BEGIN Provided information

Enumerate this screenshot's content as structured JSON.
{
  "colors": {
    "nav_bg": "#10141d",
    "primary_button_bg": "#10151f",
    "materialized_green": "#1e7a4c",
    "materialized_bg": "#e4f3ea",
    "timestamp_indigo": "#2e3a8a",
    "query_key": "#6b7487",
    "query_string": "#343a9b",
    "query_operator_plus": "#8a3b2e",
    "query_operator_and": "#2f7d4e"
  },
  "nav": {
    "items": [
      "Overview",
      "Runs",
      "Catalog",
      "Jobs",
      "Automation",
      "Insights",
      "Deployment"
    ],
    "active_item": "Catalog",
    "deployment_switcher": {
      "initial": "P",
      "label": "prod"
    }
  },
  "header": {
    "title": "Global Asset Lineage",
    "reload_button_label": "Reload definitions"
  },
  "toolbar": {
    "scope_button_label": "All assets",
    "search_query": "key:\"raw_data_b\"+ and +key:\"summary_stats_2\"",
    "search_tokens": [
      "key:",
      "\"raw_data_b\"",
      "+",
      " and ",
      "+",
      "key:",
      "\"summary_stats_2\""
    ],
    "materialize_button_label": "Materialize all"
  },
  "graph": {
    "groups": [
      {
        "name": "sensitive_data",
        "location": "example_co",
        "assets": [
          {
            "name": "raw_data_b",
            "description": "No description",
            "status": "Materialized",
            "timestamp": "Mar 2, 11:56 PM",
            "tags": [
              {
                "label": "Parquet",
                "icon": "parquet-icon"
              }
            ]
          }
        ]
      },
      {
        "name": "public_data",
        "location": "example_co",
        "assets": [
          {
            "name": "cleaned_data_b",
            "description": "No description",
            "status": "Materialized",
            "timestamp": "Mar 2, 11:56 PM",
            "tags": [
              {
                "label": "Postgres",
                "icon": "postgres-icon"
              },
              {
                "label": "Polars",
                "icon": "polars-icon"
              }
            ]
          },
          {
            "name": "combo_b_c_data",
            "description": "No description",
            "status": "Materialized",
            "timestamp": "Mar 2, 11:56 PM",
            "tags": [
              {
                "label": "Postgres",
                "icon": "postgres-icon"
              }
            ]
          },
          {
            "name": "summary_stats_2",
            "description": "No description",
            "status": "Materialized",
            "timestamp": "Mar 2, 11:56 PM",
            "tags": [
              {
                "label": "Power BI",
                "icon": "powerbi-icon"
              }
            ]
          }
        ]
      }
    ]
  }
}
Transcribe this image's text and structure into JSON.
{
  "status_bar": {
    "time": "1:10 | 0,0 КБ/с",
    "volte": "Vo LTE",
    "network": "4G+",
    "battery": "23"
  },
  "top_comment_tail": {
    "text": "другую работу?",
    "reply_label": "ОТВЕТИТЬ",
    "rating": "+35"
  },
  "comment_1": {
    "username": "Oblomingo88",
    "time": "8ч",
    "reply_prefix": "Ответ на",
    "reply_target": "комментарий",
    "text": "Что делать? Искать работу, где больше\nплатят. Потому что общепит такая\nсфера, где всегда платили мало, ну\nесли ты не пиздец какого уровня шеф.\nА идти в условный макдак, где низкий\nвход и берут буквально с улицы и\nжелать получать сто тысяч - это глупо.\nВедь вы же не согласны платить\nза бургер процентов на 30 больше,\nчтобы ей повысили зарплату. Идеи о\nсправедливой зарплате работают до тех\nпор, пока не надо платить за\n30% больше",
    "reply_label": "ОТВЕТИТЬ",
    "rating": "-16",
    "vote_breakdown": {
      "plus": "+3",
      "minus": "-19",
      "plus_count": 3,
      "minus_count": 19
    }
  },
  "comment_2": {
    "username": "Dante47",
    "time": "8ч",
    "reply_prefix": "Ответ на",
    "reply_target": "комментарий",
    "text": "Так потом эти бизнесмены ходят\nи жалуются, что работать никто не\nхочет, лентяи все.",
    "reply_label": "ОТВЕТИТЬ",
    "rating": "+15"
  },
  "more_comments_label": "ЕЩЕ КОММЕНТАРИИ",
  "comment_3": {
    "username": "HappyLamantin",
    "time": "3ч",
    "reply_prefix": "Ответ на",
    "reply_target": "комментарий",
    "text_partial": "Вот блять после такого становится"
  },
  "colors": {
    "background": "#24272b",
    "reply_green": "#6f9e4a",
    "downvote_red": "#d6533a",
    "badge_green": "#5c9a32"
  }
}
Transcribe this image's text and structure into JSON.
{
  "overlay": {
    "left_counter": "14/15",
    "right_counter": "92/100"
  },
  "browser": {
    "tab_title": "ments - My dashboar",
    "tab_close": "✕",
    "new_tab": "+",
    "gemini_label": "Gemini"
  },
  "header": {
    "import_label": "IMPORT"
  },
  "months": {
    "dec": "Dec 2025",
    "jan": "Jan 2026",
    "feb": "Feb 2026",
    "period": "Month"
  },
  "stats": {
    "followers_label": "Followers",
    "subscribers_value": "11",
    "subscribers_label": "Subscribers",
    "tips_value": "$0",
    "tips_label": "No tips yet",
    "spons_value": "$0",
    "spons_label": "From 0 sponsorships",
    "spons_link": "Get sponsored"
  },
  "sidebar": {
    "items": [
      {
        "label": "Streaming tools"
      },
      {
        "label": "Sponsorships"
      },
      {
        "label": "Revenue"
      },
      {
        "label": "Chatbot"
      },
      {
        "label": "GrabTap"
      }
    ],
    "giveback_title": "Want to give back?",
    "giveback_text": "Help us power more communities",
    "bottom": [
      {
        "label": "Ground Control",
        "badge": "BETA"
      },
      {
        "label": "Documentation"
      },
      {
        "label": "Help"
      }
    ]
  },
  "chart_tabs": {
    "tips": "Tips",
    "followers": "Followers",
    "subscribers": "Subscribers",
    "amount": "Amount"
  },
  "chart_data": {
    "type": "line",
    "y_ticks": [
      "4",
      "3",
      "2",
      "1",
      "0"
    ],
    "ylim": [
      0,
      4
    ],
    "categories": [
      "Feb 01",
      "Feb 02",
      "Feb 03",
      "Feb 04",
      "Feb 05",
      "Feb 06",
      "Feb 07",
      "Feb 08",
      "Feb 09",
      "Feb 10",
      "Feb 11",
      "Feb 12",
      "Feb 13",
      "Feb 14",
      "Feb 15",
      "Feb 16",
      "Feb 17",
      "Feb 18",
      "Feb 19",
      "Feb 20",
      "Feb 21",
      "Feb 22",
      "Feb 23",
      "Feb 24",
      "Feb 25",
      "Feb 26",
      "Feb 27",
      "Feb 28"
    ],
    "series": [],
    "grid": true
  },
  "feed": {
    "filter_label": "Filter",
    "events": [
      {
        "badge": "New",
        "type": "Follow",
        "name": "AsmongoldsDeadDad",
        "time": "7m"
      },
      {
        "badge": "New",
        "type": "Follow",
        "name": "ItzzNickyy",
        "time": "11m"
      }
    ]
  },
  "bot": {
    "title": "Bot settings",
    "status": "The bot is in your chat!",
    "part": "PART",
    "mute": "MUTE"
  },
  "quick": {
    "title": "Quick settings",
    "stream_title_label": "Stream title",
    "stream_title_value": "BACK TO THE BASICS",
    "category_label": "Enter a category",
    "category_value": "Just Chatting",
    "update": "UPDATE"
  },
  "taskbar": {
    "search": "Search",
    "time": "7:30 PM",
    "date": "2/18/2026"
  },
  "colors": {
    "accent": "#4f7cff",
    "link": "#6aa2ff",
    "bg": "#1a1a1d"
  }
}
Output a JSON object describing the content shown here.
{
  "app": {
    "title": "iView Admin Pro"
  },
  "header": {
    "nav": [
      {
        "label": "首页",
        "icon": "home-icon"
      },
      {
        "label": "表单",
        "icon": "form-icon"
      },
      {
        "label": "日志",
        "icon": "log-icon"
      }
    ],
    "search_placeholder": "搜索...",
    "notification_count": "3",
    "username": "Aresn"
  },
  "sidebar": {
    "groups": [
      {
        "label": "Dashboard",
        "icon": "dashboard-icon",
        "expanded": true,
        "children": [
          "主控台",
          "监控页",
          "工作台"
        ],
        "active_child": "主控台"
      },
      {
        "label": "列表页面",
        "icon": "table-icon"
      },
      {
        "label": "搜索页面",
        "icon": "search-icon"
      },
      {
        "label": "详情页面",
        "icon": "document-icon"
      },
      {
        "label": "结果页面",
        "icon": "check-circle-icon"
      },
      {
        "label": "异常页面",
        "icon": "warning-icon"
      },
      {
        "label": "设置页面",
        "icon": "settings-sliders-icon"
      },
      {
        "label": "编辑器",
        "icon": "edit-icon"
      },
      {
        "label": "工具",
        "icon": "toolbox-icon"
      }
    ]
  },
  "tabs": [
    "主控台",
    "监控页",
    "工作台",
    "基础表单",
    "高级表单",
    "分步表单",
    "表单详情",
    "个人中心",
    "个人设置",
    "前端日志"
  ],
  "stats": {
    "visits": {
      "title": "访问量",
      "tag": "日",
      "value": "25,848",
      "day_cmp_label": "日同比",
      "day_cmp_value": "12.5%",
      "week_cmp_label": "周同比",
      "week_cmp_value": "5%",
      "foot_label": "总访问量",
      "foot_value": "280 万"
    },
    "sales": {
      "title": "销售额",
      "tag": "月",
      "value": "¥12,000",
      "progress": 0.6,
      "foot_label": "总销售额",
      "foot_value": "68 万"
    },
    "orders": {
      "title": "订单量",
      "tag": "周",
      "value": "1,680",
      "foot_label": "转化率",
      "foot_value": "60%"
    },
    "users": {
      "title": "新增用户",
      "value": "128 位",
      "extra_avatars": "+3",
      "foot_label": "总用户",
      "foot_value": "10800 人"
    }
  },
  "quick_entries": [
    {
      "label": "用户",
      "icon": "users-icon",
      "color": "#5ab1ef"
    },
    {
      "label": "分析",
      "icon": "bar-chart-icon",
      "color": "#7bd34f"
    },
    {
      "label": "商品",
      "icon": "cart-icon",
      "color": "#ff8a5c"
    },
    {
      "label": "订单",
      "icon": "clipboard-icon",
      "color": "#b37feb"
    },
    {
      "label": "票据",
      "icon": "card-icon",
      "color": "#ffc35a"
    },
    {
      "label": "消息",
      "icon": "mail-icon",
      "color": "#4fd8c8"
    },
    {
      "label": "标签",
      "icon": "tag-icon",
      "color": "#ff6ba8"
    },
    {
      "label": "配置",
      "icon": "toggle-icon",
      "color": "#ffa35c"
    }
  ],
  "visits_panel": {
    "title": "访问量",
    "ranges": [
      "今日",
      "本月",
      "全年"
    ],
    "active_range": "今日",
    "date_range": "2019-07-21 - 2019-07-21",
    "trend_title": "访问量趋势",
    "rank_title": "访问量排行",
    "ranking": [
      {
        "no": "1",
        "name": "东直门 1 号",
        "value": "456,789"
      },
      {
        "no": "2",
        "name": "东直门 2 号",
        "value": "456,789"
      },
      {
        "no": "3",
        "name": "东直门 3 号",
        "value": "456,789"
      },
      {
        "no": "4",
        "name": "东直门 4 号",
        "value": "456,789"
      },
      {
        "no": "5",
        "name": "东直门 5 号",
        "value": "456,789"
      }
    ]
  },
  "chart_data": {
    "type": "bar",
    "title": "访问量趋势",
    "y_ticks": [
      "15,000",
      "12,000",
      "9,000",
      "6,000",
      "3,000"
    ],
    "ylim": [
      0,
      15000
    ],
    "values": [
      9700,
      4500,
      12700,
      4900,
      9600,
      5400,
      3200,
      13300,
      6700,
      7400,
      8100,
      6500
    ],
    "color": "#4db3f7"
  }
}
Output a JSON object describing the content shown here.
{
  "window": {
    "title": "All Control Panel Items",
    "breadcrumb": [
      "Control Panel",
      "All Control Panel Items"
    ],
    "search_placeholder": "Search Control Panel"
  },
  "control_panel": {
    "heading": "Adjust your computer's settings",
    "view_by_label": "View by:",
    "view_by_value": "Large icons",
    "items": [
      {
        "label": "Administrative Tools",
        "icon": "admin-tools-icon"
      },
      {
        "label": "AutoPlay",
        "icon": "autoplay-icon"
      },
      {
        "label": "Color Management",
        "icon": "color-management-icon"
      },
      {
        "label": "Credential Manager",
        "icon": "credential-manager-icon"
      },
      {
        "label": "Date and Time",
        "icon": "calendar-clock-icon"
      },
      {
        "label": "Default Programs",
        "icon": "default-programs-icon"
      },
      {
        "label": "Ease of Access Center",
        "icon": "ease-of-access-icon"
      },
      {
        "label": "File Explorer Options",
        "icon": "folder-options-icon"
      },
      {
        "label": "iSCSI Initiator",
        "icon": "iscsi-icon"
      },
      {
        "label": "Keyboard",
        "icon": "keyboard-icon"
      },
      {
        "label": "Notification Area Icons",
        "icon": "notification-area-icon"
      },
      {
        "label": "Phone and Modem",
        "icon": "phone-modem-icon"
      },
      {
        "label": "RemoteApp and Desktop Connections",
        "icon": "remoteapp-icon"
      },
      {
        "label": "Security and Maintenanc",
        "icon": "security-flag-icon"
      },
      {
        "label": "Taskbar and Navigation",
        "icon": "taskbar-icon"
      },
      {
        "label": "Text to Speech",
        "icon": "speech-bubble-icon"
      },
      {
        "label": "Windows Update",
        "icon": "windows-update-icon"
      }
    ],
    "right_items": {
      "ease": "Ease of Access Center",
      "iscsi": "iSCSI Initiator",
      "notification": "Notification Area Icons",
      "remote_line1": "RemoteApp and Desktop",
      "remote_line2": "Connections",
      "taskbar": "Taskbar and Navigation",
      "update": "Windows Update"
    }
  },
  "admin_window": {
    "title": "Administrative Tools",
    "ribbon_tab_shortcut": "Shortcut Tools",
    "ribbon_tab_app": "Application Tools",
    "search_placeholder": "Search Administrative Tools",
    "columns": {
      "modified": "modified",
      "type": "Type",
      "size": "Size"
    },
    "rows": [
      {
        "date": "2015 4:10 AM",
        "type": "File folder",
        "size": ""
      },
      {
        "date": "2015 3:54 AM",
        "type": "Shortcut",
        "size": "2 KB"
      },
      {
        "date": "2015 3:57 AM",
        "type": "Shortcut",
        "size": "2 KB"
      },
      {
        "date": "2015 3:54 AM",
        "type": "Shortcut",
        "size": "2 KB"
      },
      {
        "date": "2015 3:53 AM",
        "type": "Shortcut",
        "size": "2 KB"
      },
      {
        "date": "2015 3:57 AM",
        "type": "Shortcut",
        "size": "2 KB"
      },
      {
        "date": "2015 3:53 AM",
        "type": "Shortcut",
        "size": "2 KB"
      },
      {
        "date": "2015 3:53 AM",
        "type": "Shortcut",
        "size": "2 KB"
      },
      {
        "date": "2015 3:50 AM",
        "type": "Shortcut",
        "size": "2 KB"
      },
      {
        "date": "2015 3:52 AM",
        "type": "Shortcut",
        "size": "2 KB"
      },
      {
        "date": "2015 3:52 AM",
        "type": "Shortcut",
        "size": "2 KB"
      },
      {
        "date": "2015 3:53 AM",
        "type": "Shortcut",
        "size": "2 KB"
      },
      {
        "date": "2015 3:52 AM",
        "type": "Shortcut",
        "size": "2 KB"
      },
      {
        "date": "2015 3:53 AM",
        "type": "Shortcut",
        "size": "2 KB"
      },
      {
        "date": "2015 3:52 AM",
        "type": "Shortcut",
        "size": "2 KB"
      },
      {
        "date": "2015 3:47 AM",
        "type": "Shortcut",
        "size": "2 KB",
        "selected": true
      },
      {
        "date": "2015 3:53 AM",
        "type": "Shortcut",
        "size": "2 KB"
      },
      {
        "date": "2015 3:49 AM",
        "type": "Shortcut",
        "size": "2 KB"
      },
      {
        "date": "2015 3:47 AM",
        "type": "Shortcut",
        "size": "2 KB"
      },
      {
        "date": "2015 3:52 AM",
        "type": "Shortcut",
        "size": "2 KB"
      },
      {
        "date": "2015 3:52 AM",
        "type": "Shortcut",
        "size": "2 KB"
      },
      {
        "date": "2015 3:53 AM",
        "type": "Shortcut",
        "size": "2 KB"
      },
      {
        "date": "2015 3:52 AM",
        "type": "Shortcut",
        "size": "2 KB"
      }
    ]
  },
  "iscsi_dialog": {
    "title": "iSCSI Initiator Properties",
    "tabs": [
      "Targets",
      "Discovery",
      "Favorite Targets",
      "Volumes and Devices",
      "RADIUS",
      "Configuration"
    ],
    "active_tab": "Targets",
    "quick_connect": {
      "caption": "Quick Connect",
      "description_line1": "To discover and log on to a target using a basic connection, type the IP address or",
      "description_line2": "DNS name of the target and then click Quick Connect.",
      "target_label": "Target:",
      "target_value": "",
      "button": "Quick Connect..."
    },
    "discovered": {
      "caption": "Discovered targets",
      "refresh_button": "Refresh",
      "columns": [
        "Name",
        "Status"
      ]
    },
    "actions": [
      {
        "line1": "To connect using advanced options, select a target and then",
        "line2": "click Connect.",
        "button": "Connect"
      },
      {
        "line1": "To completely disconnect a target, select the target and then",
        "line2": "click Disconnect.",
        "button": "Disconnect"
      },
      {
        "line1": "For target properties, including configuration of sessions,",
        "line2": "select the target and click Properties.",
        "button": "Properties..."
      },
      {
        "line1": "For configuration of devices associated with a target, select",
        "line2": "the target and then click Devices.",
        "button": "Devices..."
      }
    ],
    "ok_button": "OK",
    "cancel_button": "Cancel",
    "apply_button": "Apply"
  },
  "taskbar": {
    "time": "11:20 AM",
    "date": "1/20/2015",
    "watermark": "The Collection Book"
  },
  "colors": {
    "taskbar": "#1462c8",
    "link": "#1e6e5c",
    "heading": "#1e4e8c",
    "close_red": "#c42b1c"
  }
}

END Provided information

Which lines contain the word "Navigation"? Copy each of them.

Written answer =
        "label": "Taskbar and Navigation",
      "taskbar": "Taskbar and Navigation",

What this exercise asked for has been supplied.